____ 抜粋
新大学院大学構想 「国際的な場」の形成を


 自然科学系の沖縄新大学院大学構想がとんとん拍子に具体化している。予想
を上回るスピードだ。

 尾身幸次内閣府沖縄担当相が大学院大学の設置を打ち出したのは、昨年六月
だった。八月には、有識者による検討会(有馬朗人座長)がスタートした。

 内閣府は今年三月、沖縄振興局総務課の中に、「沖縄新大学院大学企画推進
室」を設置し、政府プロジェクトとして取り組む体制を整えた。

 二十六、二十七の両日には、ロサンゼルスで、複数のノーベル賞受賞者を交
えた第一回国際顧問会議を開くという。

 大学院大学は、学部を持たない独立系大学院のことである。

 沖縄新大学院大学は、国立大学の独立法人化に向けたモデルケースと位置付
けられており、教授陣も法人との雇用契約による「非公務員型」にする計画だ。
________
課題 1:
この抜粋で、出来事の時期を示している語句をすべて挙げると何になりますか。
____ データ欄
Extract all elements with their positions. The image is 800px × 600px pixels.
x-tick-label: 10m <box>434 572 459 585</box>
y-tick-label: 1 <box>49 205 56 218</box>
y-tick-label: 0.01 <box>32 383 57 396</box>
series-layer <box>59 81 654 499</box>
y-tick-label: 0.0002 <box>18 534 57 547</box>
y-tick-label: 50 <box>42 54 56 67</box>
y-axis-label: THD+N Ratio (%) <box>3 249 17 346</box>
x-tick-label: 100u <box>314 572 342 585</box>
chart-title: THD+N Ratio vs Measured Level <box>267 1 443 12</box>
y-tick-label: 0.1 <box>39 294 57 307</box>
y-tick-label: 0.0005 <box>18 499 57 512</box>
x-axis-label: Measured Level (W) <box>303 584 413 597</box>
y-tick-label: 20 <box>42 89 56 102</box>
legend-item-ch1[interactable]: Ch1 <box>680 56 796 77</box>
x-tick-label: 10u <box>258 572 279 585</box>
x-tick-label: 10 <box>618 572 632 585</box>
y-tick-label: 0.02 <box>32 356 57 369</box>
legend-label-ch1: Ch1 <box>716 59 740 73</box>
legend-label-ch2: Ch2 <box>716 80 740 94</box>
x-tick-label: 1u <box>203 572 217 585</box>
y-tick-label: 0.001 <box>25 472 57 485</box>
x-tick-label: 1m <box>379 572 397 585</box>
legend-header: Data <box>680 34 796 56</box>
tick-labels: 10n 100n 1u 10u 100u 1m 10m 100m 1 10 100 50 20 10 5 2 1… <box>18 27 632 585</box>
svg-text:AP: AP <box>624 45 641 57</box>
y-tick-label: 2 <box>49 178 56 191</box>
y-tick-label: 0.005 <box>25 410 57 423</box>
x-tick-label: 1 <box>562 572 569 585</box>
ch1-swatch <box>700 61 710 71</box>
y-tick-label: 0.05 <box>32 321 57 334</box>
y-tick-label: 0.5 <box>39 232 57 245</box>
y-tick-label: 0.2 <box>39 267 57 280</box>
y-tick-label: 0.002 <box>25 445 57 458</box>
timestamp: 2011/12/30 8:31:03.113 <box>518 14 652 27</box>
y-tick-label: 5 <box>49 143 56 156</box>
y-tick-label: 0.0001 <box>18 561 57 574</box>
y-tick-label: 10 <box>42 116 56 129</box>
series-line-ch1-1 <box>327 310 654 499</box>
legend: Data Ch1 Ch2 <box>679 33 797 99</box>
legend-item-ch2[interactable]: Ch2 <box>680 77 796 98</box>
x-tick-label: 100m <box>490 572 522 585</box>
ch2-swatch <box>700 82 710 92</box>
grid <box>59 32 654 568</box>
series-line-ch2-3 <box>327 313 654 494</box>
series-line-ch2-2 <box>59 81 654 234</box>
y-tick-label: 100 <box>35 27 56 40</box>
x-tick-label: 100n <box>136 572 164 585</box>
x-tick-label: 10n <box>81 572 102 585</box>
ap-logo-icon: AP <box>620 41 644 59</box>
________
____ データ欄
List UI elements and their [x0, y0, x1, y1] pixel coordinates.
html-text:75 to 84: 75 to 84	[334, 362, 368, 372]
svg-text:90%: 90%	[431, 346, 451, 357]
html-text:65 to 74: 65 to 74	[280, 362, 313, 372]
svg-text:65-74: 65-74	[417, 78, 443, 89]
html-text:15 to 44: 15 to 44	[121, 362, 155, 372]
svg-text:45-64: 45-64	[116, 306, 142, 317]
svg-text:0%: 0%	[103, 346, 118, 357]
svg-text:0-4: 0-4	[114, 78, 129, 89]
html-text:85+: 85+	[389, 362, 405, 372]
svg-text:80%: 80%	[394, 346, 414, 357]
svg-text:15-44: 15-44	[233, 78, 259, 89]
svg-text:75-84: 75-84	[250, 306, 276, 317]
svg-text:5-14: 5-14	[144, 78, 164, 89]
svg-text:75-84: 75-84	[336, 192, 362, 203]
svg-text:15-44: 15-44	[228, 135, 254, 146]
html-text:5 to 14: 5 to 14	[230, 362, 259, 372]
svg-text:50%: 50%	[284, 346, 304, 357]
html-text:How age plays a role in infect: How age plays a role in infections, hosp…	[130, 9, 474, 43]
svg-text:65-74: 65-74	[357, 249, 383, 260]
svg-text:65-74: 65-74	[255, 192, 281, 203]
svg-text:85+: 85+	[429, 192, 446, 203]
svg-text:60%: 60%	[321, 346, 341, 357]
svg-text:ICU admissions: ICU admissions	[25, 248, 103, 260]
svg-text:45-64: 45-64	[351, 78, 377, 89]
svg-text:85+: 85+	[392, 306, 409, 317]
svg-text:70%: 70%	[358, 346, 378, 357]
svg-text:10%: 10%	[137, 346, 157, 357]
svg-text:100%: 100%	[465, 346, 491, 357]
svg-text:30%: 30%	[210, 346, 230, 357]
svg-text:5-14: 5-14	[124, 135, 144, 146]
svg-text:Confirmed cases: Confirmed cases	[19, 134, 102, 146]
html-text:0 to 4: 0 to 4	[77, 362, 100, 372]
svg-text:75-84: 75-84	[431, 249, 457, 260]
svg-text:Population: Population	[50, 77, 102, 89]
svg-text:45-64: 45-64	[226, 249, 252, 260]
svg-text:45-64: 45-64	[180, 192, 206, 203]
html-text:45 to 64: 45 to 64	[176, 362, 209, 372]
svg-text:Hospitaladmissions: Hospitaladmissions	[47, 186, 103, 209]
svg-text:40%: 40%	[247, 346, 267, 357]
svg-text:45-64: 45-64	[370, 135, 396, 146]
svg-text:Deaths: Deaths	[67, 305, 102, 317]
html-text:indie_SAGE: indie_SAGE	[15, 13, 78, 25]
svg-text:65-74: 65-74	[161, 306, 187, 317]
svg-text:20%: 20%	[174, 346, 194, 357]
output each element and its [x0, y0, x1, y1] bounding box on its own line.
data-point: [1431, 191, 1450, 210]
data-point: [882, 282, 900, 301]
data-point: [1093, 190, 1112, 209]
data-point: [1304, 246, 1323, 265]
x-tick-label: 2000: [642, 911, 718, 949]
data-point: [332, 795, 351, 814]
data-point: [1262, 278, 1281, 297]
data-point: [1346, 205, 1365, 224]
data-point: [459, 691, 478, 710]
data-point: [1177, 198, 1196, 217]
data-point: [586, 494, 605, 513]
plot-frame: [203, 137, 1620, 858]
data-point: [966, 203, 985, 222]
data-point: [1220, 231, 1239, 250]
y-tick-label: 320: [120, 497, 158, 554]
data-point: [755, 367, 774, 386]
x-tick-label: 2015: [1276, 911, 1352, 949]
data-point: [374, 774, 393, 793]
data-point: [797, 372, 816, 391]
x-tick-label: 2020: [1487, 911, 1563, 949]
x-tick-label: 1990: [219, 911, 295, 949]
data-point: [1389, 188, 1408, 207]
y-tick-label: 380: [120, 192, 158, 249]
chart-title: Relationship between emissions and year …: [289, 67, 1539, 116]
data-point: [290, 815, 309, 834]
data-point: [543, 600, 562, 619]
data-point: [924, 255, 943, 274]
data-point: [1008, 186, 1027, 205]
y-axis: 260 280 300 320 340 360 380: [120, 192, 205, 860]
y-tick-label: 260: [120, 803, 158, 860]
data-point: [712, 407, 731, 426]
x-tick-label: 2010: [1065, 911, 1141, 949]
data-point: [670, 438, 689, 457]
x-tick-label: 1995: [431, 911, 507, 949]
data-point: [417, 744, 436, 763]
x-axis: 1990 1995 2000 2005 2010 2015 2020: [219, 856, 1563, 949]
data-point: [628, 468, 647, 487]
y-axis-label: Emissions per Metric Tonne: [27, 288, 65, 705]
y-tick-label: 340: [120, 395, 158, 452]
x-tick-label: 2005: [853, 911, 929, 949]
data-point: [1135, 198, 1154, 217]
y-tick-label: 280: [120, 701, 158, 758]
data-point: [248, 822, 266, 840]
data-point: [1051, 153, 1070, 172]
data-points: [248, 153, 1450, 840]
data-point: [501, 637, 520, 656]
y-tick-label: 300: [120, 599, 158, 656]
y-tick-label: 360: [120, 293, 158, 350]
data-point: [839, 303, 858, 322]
________
課題 2:
リストのうち「Extract all elements」を含む行で始まり「x-tick-label: 100u <box>314 572 342 585</box>」を含む行で終わる部分を、「y-tick-label」を「y-axis-value」に置き換え、それ以外はそのままにして示してもらえますか。

正解 1:
昨年六月、八月、今年三月、二十六、二十七の両日

正解 2:
Extract all elements with their positions. The image is 800px × 600px pixels.
x-tick-label: 10m <box>434 572 459 585</box>
y-axis-value: 1 <box>49 205 56 218</box>
y-axis-value: 0.01 <box>32 383 57 396</box>
series-layer <box>59 81 654 499</box>
y-axis-value: 0.0002 <box>18 534 57 547</box>
y-axis-value: 50 <box>42 54 56 67</box>
y-axis-label: THD+N Ratio (%) <box>3 249 17 346</box>
x-tick-label: 100u <box>314 572 342 585</box>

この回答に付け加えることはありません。